### Data provided
▬▬▬

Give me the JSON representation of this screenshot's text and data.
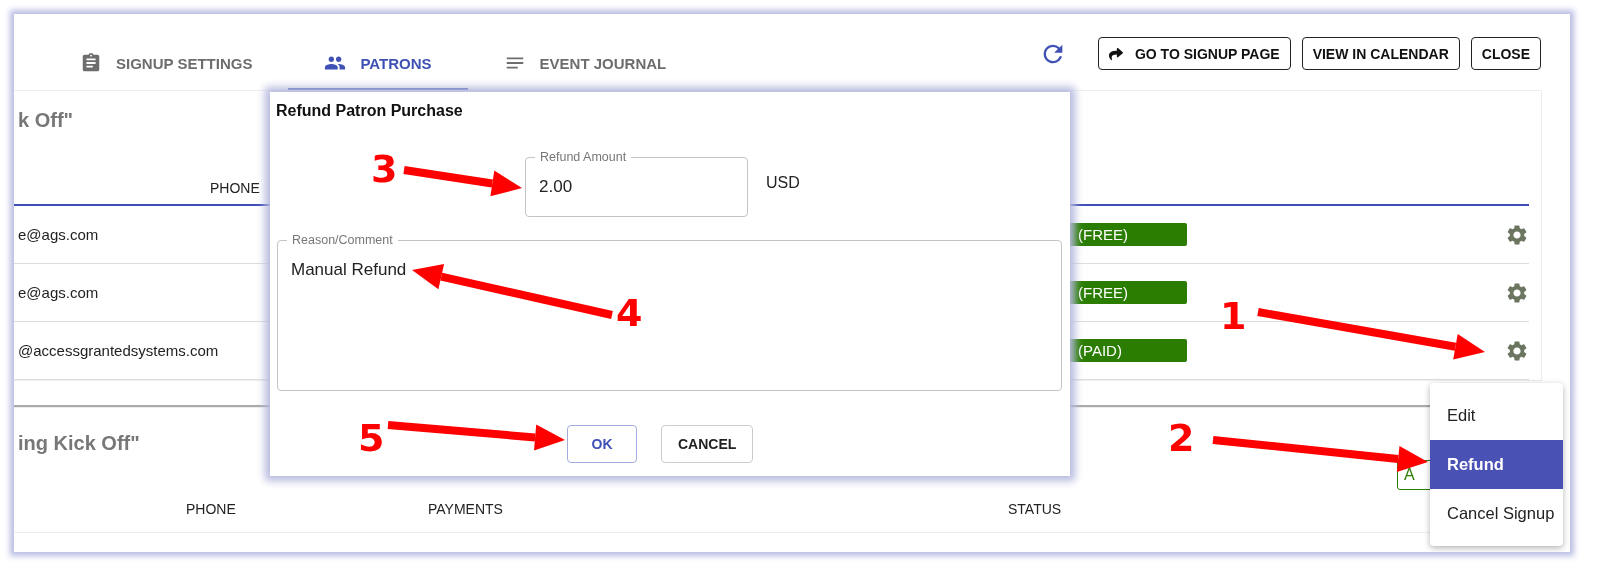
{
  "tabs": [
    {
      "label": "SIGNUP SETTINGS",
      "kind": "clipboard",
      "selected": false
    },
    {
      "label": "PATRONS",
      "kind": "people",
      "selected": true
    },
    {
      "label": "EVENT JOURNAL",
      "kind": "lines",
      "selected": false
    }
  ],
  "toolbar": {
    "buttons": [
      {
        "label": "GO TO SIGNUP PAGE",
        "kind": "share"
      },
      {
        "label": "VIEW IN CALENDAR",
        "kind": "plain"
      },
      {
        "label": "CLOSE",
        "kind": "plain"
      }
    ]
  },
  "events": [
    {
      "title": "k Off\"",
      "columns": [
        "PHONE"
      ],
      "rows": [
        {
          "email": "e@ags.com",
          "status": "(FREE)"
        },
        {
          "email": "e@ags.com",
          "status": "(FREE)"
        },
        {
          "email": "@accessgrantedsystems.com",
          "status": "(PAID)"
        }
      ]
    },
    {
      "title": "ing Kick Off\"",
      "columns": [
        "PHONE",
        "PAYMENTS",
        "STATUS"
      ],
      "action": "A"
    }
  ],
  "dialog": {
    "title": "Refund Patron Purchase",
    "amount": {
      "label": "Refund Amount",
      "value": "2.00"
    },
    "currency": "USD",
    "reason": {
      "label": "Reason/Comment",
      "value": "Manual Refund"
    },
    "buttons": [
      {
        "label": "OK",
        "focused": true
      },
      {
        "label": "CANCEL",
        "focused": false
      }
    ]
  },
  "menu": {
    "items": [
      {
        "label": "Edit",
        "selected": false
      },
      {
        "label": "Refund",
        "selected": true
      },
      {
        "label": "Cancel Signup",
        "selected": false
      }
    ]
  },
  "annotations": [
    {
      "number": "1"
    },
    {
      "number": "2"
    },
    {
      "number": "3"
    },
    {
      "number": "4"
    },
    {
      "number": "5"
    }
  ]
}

▬▬▬

### What needs to be done
Write out the entries above verbatim; the pictures do not belong in your copy.

### Response for this exercise
Give me the JSON representation of this screenshot's text and data.
{
  "tabs": [
    {
      "label": "SIGNUP SETTINGS",
      "kind": "clipboard",
      "selected": false
    },
    {
      "label": "PATRONS",
      "kind": "people",
      "selected": true
    },
    {
      "label": "EVENT JOURNAL",
      "kind": "lines",
      "selected": false
    }
  ],
  "toolbar": {
    "buttons": [
      {
        "label": "GO TO SIGNUP PAGE",
        "kind": "share"
      },
      {
        "label": "VIEW IN CALENDAR",
        "kind": "plain"
      },
      {
        "label": "CLOSE",
        "kind": "plain"
      }
    ]
  },
  "events": [
    {
      "title": "k Off\"",
      "columns": [
        "PHONE"
      ],
      "rows": [
        {
          "email": "e@ags.com",
          "status": "(FREE)"
        },
        {
          "email": "e@ags.com",
          "status": "(FREE)"
        },
        {
          "email": "@accessgrantedsystems.com",
          "status": "(PAID)"
        }
      ]
    },
    {
      "title": "ing Kick Off\"",
      "columns": [
        "PHONE",
        "PAYMENTS",
        "STATUS"
      ],
      "action": "A"
    }
  ],
  "dialog": {
    "title": "Refund Patron Purchase",
    "amount": {
      "label": "Refund Amount",
      "value": "2.00"
    },
    "currency": "USD",
    "reason": {
      "label": "Reason/Comment",
      "value": "Manual Refund"
    },
    "buttons": [
      {
        "label": "OK",
        "focused": true
      },
      {
        "label": "CANCEL",
        "focused": false
      }
    ]
  },
  "menu": {
    "items": [
      {
        "label": "Edit",
        "selected": false
      },
      {
        "label": "Refund",
        "selected": true
      },
      {
        "label": "Cancel Signup",
        "selected": false
      }
    ]
  },
  "annotations": [
    {
      "number": "1"
    },
    {
      "number": "2"
    },
    {
      "number": "3"
    },
    {
      "number": "4"
    },
    {
      "number": "5"
    }
  ]
}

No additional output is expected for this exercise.